- [To be done]
From the entries provided below, copy each line that contains the word "Auftrag".

- [Raw data]

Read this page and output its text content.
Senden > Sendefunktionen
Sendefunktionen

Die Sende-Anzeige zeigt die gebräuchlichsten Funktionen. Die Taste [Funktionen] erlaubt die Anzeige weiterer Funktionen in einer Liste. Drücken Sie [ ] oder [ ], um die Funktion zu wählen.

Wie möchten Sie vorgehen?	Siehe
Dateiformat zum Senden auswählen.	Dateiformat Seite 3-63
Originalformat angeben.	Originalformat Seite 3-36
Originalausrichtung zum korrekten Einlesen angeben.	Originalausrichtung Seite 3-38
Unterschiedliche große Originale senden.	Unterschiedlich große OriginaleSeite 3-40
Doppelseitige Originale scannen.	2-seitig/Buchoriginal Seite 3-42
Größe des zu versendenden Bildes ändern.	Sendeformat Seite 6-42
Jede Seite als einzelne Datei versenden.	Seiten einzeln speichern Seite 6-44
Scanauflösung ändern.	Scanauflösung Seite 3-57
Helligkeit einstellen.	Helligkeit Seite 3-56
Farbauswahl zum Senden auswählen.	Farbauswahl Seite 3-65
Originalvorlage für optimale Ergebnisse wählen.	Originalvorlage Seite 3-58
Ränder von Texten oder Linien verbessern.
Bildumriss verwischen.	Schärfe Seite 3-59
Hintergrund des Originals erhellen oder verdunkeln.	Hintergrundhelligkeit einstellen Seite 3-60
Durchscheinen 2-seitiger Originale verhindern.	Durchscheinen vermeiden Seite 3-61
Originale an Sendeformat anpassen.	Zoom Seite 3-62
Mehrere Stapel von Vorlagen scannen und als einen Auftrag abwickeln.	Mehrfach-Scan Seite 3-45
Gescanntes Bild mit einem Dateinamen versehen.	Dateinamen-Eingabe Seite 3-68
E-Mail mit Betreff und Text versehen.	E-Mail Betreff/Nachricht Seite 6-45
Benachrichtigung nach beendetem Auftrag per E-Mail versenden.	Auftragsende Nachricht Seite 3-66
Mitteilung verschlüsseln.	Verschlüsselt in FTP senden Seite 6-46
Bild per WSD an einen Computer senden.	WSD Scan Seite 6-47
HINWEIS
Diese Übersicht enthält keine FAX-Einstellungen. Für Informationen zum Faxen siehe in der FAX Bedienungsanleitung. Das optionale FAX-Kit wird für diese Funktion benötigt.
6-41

- [Output for this task]
Mehrere Stapel von Vorlagen scannen und als einen Auftrag abwickeln.	Mehrfach-Scan Seite 3-45
Benachrichtigung nach beendetem Auftrag per E-Mail versenden.	Auftragsende Nachricht Seite 3-66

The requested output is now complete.